Data items:
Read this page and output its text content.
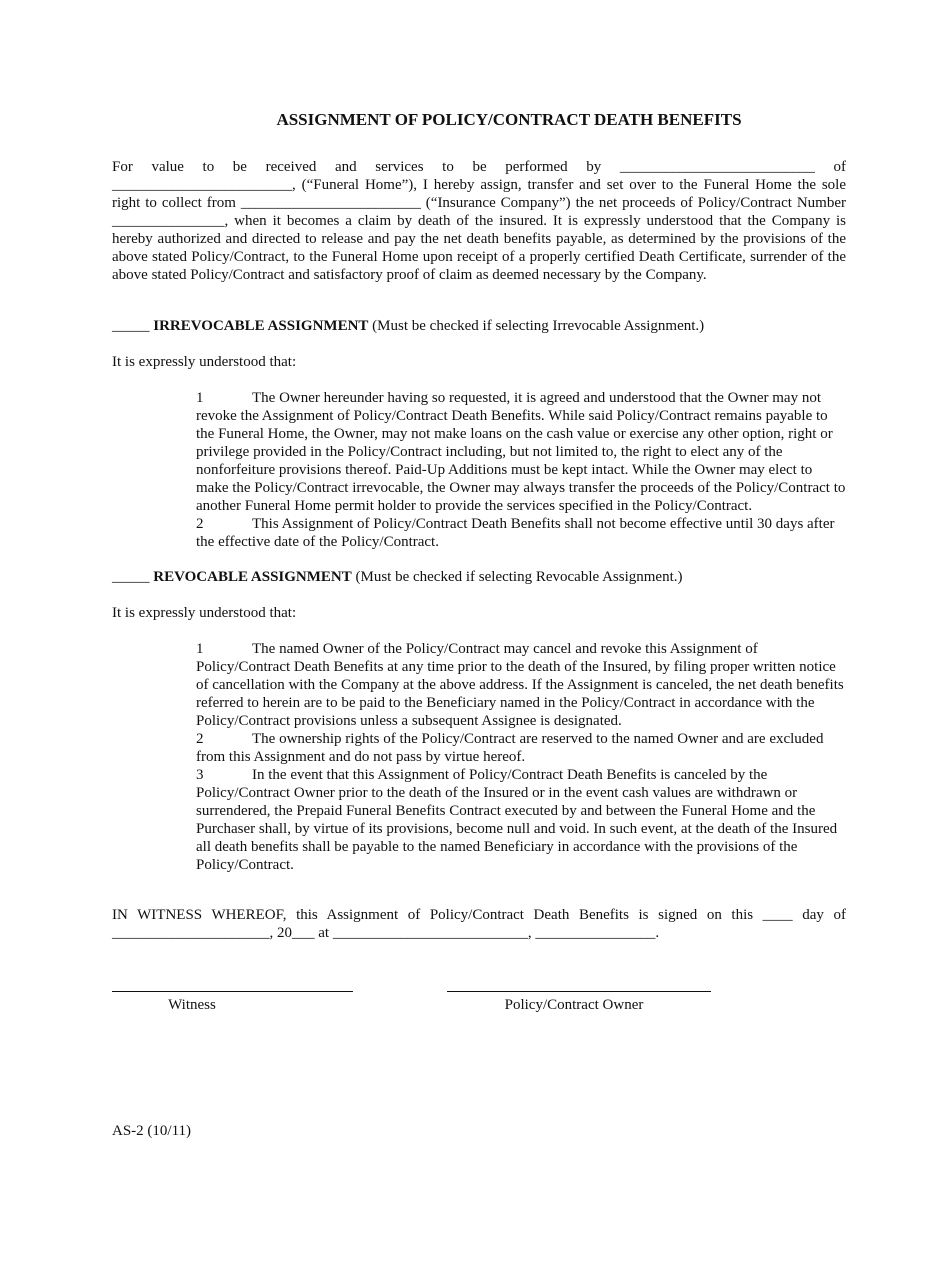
ASSIGNMENT OF POLICY/CONTRACT DEATH BENEFITS
For value to be received and services to be performed by __________________________ of ________________________, (“Funeral Home”), I hereby assign, transfer and set over to the Funeral Home the sole right to collect from ________________________ (“Insurance Company”) the net proceeds of Policy/Contract Number _______________, when it becomes a claim by death of the insured. It is expressly understood that the Company is hereby authorized and directed to release and pay the net death benefits payable, as determined by the provisions of the above stated Policy/Contract, to the Funeral Home upon receipt of a properly certified Death Certificate, surrender of the above stated Policy/Contract and satisfactory proof of claim as deemed necessary by the Company.
_____ IRREVOCABLE ASSIGNMENT (Must be checked if selecting Irrevocable Assignment.)
It is expressly understood that:

1	The Owner hereunder having so requested, it is agreed and understood that the Owner may not revoke the Assignment of Policy/Contract Death Benefits. While said Policy/Contract remains payable to the Funeral Home, the Owner, may not make loans on the cash value or exercise any other option, right or privilege provided in the Policy/Contract including, but not limited to, the right to elect any of the nonforfeiture provisions thereof. Paid-Up Additions must be kept intact. While the Owner may elect to make the Policy/Contract irrevocable, the Owner may always transfer the proceeds of the Policy/Contract to another Funeral Home permit holder to provide the services specified in the Policy/Contract.

2	This Assignment of Policy/Contract Death Benefits shall not become effective until 30 days after the effective date of the Policy/Contract.

_____ REVOCABLE ASSIGNMENT (Must be checked if selecting Revocable Assignment.)
It is expressly understood that:

1	The named Owner of the Policy/Contract may cancel and revoke this Assignment of Policy/Contract Death Benefits at any time prior to the death of the Insured, by filing proper written notice of cancellation with the Company at the above address. If the Assignment is canceled, the net death benefits referred to herein are to be paid to the Beneficiary named in the Policy/Contract in accordance with the Policy/Contract provisions unless a subsequent Assignee is designated.

2	The ownership rights of the Policy/Contract are reserved to the named Owner and are excluded from this Assignment and do not pass by virtue hereof.

3	In the event that this Assignment of Policy/Contract Death Benefits is canceled by the Policy/Contract Owner prior to the death of the Insured or in the event cash values are withdrawn or surrendered, the Prepaid Funeral Benefits Contract executed by and between the Funeral Home and the Purchaser shall, by virtue of its provisions, become null and void. In such event, at the death of the Insured all death benefits shall be payable to the named Beneficiary in accordance with the provisions of the Policy/Contract.

IN WITNESS WHEREOF, this Assignment of Policy/Contract Death Benefits is signed on this ____ day of _____________________, 20___ at __________________________, ________________.
Witness	Policy/Contract Owner
AS-2 (10/11)
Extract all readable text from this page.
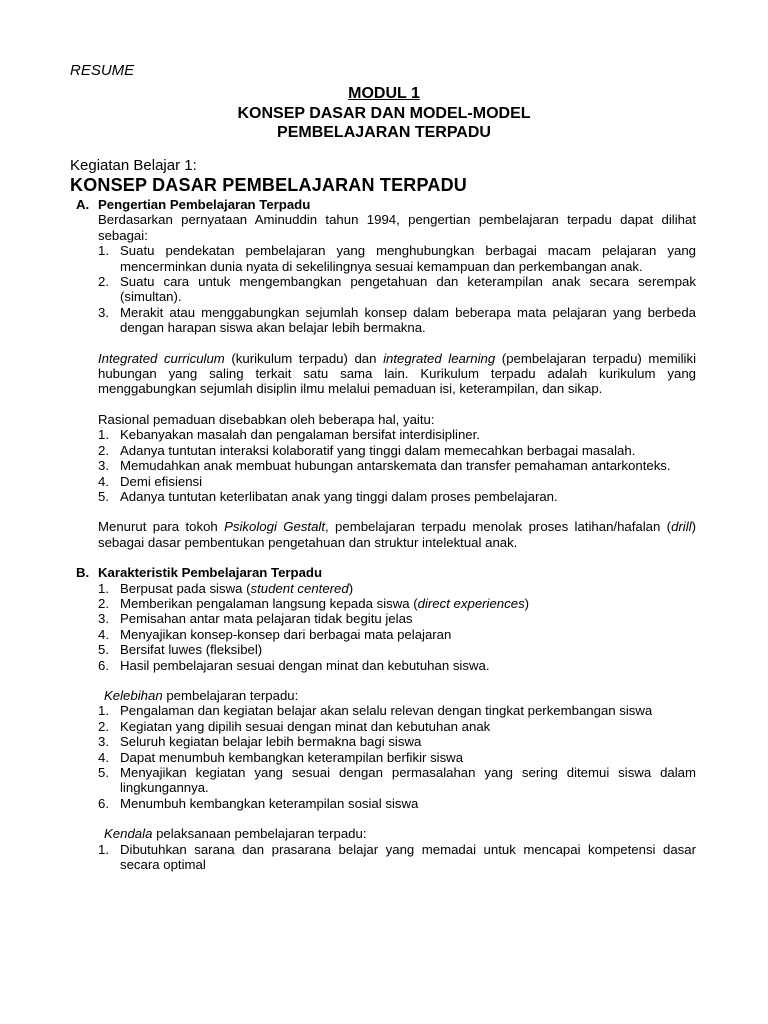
RESUME
MODUL 1
KONSEP DASAR DAN MODEL-MODEL
PEMBELAJARAN TERPADU
Kegiatan Belajar 1:
KONSEP DASAR PEMBELAJARAN TERPADU
A. Pengertian Pembelajaran Terpadu

Berdasarkan pernyataan Aminuddin tahun 1994, pengertian pembelajaran terpadu dapat dilihat sebagai:

1. Suatu pendekatan pembelajaran yang menghubungkan berbagai macam pelajaran yang mencerminkan dunia nyata di sekelilingnya sesuai kemampuan dan perkembangan anak.
2. Suatu cara untuk mengembangkan pengetahuan dan keterampilan anak secara serempak (simultan).
3. Merakit atau menggabungkan sejumlah konsep dalam beberapa mata pelajaran yang berbeda dengan harapan siswa akan belajar lebih bermakna.

Integrated curriculum (kurikulum terpadu) dan integrated learning (pembelajaran terpadu) memiliki hubungan yang saling terkait satu sama lain. Kurikulum terpadu adalah kurikulum yang menggabungkan sejumlah disiplin ilmu melalui pemaduan isi, keterampilan, dan sikap.

Rasional pemaduan disebabkan oleh beberapa hal, yaitu:

1. Kebanyakan masalah dan pengalaman bersifat interdisipliner.
2. Adanya tuntutan interaksi kolaboratif yang tinggi dalam memecahkan berbagai masalah.
3. Memudahkan anak membuat hubungan antarskemata dan transfer pemahaman antarkonteks.
4. Demi efisiensi
5. Adanya tuntutan keterlibatan anak yang tinggi dalam proses pembelajaran.

Menurut para tokoh Psikologi Gestalt, pembelajaran terpadu menolak proses latihan/hafalan (drill) sebagai dasar pembentukan pengetahuan dan struktur intelektual anak.

B. Karakteristik Pembelajaran Terpadu
1. Berpusat pada siswa (student centered)
2. Memberikan pengalaman langsung kepada siswa (direct experiences)
3. Pemisahan antar mata pelajaran tidak begitu jelas
4. Menyajikan konsep-konsep dari berbagai mata pelajaran
5. Bersifat luwes (fleksibel)
6. Hasil pembelajaran sesuai dengan minat dan kebutuhan siswa.

Kelebihan pembelajaran terpadu:

1. Pengalaman dan kegiatan belajar akan selalu relevan dengan tingkat perkembangan siswa
2. Kegiatan yang dipilih sesuai dengan minat dan kebutuhan anak
3. Seluruh kegiatan belajar lebih bermakna bagi siswa
4. Dapat menumbuh kembangkan keterampilan berfikir siswa
5. Menyajikan kegiatan yang sesuai dengan permasalahan yang sering ditemui siswa dalam lingkungannya.
6. Menumbuh kembangkan keterampilan sosial siswa

Kendala pelaksanaan pembelajaran terpadu:

1. Dibutuhkan sarana dan prasarana belajar yang memadai untuk mencapai kompetensi dasar secara optimal
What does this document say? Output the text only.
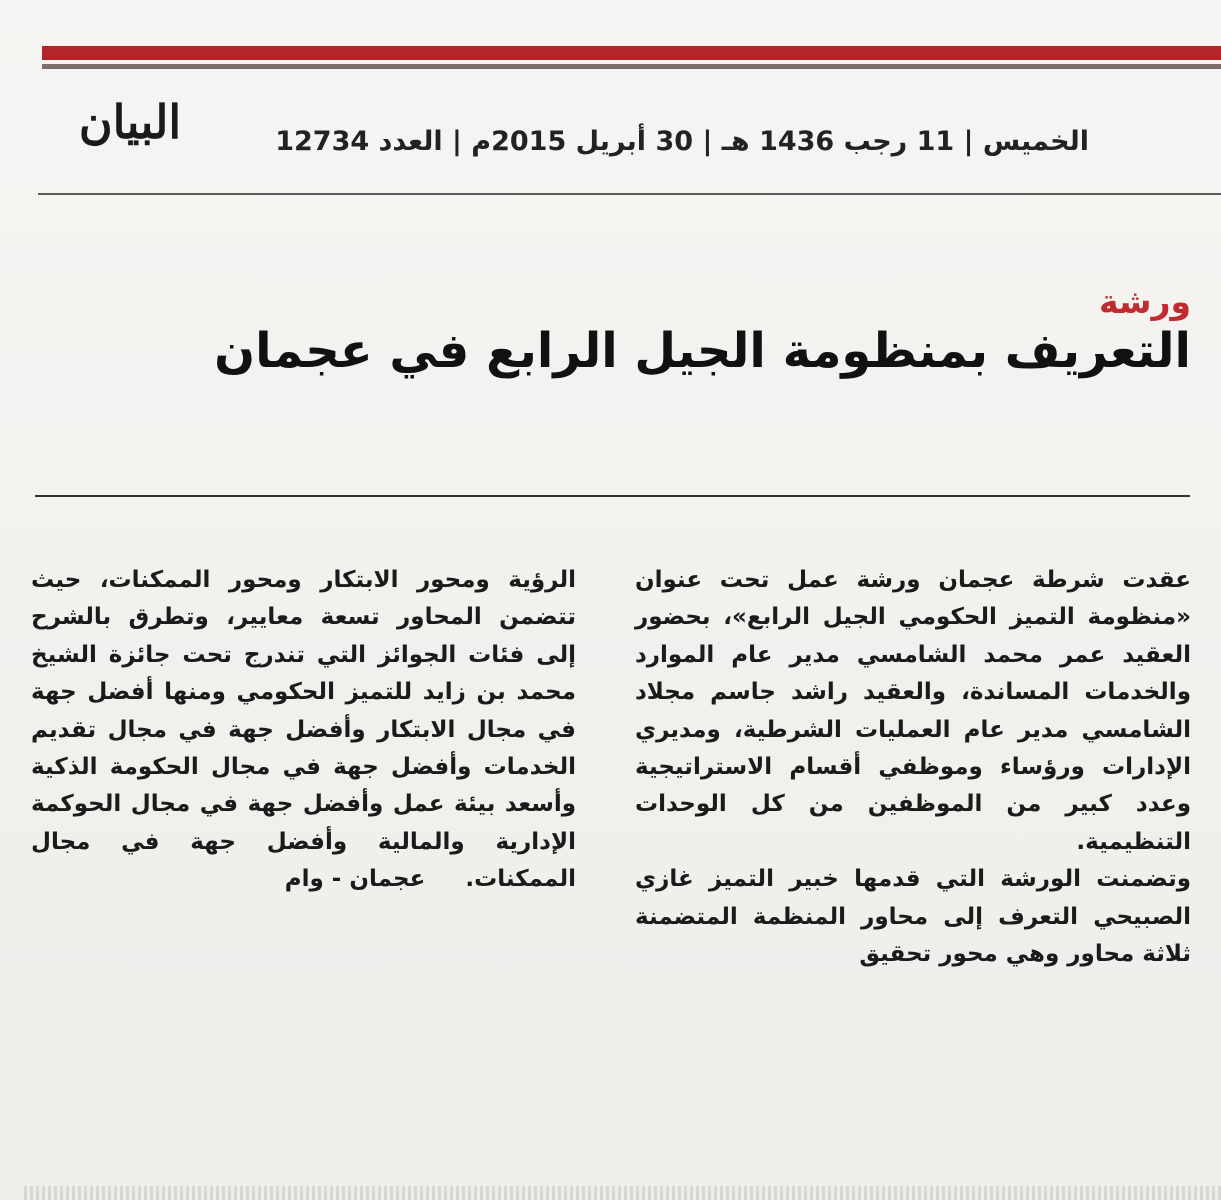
البيان	الخميس | 11 رجب 1436 هـ | 30 أبريل 2015م | العدد 12734
ورشة
التعريف بمنظومة الجيل الرابع في عجمان

عقدت شرطة عجمان ورشة عمل تحت عنوان «منظومة التميز الحكومي الجيل الرابع»، بحضور العقيد عمر محمد الشامسي مدير عام الموارد والخدمات المساندة، والعقيد راشد جاسم مجلاد الشامسي مدير عام العمليات الشرطية، ومديري الإدارات ورؤساء وموظفي أقسام الاستراتيجية وعدد كبير من الموظفين من كل الوحدات التنظيمية.

وتضمنت الورشة التي قدمها خبير التميز غازي الصبيحي التعرف إلى محاور المنظمة المتضمنة ثلاثة محاور وهي محور تحقيق

الرؤية ومحور الابتكار ومحور الممكنات، حيث تتضمن المحاور تسعة معايير، وتطرق بالشرح إلى فئات الجوائز التي تندرج تحت جائزة الشيخ محمد بن زايد للتميز الحكومي ومنها أفضل جهة في مجال الابتكار وأفضل جهة في مجال تقديم الخدمات وأفضل جهة في مجال الحكومة الذكية وأسعد بيئة عمل وأفضل جهة في مجال الحوكمة الإدارية والمالية وأفضل جهة في مجال الممكنات.     عجمان - وام
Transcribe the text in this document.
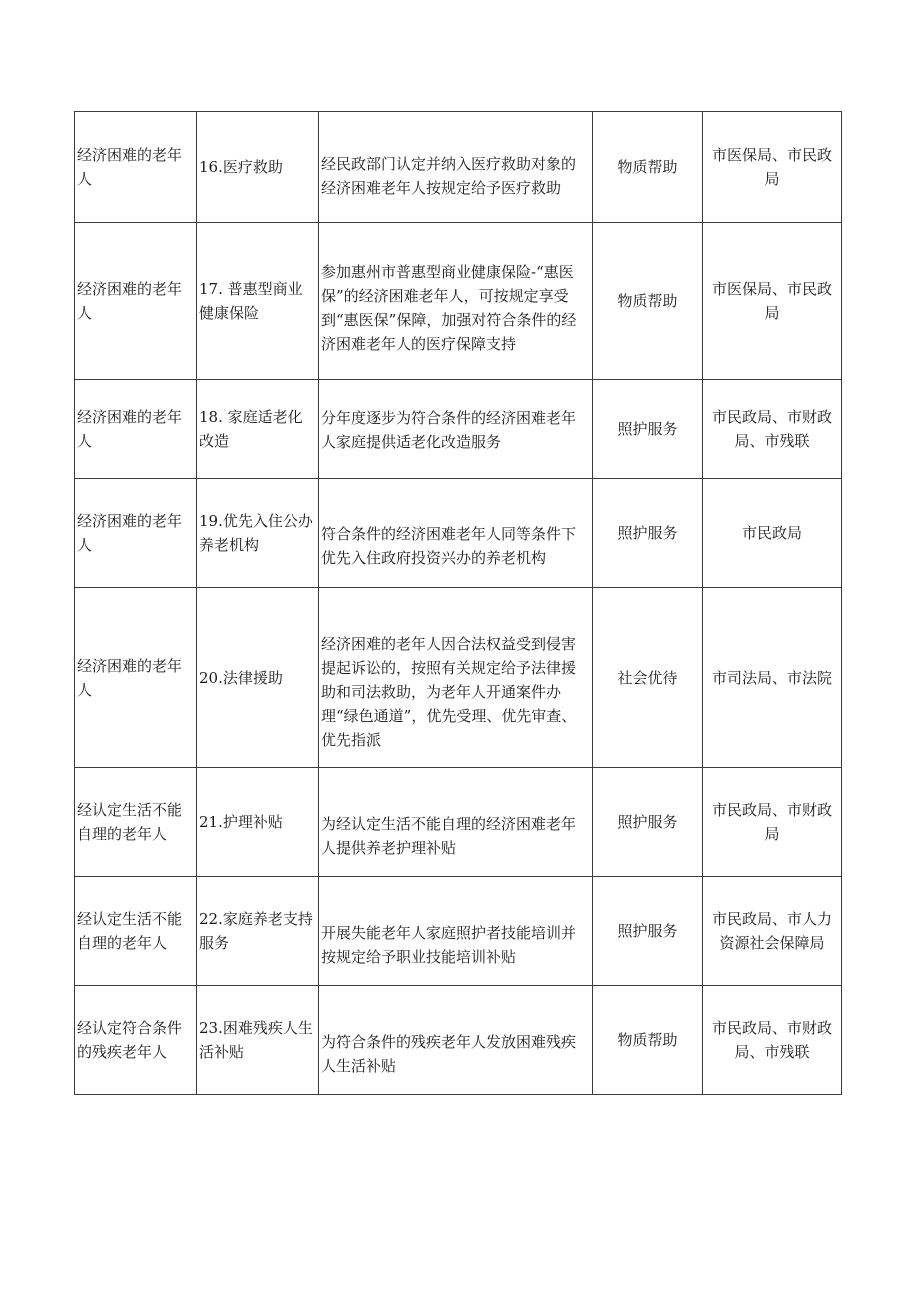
经济困难的老年人	16.医疗救助	经民政部门认定并纳入医疗救助对象的经济困难老年人按规定给予医疗救助	物质帮助	市医保局、市民政局
经济困难的老年人	17. 普惠型商业健康保险	参加惠州市普惠型商业健康保险-“惠医保”的经济困难老年人，可按规定享受到“惠医保”保障，加强对符合条件的经济困难老年人的医疗保障支持	物质帮助	市医保局、市民政局
经济困难的老年人	18. 家庭适老化改造	分年度逐步为符合条件的经济困难老年人家庭提供适老化改造服务	照护服务	市民政局、市财政局、市残联
经济困难的老年人	19.优先入住公办养老机构	符合条件的经济困难老年人同等条件下优先入住政府投资兴办的养老机构	照护服务	市民政局
经济困难的老年人	20.法律援助	经济困难的老年人因合法权益受到侵害提起诉讼的，按照有关规定给予法律援助和司法救助，为老年人开通案件办理“绿色通道”，优先受理、优先审查、优先指派	社会优待	市司法局、市法院
经认定生活不能自理的老年人	21.护理补贴	为经认定生活不能自理的经济困难老年人提供养老护理补贴	照护服务	市民政局、市财政局
经认定生活不能自理的老年人	22.家庭养老支持服务	开展失能老年人家庭照护者技能培训并按规定给予职业技能培训补贴	照护服务	市民政局、市人力资源社会保障局
经认定符合条件的残疾老年人	23.困难残疾人生活补贴	为符合条件的残疾老年人发放困难残疾人生活补贴	物质帮助	市民政局、市财政局、市残联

● Aim: Only lines with "الحكومي" are wanted here; list each of them.

● The result:
عقدت شرطة عجمان ورشة عمل تحت عنوان «منظومة التميز الحكومي الجيل الرابع»، بحضور العقيد عمر محمد الشامسي مدير عام الموارد والخدمات المساندة، والعقيد راشد جاسم مجلاد الشامسي مدير عام العمليات الشرطية، ومديري الإدارات ورؤساء وموظفي أقسام الاستراتيجية وعدد كبير من الموظفين من كل الوحدات التنظيمية.
الرؤية ومحور الابتكار ومحور الممكنات، حيث تتضمن المحاور تسعة معايير، وتطرق بالشرح إلى فئات الجوائز التي تندرج تحت جائزة الشيخ محمد بن زايد للتميز الحكومي ومنها أفضل جهة في مجال الابتكار وأفضل جهة في مجال تقديم الخدمات وأفضل جهة في مجال الحكومة الذكية وأسعد بيئة عمل وأفضل جهة في مجال الحوكمة الإدارية والمالية وأفضل جهة في مجال الممكنات.     عجمان - وام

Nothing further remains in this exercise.